-- Material --
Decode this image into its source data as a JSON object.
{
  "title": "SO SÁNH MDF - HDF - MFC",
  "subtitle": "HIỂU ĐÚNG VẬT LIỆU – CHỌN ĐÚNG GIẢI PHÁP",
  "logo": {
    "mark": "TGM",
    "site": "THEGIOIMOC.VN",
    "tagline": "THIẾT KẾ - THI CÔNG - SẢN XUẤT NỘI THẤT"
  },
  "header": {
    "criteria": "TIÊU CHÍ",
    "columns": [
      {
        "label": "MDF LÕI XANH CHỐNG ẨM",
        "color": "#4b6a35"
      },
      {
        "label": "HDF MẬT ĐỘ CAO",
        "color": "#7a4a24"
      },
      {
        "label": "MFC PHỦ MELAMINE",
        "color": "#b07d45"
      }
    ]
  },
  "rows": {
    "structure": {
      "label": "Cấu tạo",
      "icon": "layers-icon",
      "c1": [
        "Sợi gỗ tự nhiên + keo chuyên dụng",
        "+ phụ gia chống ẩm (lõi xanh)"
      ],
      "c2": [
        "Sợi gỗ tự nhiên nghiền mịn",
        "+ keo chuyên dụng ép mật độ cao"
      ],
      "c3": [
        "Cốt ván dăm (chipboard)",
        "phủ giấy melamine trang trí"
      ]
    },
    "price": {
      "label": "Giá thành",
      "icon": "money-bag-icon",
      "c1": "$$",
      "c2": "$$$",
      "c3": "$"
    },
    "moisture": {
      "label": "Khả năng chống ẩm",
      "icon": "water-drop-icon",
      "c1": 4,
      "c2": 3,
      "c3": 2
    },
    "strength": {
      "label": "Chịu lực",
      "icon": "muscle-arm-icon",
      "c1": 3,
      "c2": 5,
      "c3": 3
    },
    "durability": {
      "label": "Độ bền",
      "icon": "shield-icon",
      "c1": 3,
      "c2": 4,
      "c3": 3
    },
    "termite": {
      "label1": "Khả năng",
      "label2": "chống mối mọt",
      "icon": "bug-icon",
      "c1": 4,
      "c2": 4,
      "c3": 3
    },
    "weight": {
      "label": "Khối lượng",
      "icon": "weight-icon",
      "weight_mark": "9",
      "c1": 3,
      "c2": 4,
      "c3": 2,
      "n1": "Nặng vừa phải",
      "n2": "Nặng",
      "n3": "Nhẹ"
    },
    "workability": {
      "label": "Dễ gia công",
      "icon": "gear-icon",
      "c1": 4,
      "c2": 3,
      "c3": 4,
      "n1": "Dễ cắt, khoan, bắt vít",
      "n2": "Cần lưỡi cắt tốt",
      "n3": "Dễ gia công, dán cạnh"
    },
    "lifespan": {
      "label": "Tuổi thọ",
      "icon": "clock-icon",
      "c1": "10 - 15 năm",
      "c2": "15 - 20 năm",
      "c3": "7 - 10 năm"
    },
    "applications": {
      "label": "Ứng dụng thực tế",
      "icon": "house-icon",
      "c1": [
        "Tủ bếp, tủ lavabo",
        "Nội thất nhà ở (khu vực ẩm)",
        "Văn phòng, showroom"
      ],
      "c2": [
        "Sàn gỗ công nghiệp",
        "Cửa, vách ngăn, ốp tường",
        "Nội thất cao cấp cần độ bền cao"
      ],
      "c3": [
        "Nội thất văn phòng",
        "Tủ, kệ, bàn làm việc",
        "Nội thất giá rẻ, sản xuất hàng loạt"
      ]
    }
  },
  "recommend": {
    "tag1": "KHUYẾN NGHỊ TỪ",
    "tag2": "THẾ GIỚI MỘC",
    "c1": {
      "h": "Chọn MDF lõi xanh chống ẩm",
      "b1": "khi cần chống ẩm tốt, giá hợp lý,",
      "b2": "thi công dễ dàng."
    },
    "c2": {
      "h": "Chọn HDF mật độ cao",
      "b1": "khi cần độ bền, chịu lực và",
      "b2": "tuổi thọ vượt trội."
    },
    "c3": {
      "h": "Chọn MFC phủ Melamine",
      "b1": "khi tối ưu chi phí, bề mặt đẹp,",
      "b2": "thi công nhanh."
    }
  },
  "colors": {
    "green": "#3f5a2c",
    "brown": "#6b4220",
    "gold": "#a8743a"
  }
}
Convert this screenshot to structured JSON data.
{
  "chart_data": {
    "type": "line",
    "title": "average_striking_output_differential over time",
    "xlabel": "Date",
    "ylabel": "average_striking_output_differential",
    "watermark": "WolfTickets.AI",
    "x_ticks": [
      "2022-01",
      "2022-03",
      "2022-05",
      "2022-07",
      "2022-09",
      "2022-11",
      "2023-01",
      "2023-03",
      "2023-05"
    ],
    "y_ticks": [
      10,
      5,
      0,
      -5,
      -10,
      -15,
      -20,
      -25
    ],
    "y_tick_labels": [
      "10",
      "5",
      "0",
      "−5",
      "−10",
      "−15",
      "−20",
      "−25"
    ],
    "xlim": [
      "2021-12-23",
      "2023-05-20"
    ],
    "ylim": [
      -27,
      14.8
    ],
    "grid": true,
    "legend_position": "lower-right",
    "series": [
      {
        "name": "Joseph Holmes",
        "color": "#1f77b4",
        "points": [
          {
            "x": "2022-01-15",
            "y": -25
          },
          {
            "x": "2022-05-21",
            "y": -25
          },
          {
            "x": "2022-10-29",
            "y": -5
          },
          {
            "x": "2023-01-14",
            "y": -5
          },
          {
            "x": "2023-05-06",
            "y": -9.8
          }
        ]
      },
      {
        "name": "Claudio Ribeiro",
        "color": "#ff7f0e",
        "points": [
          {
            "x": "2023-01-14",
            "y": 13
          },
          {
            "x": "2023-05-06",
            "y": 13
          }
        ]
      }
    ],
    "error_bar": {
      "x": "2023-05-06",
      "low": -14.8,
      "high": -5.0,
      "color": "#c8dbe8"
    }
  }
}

-- Exercise --
Copy all lines from the material that include "name".

-- Worked solution --
        "name": "Joseph Holmes",
        "name": "Claudio Ribeiro",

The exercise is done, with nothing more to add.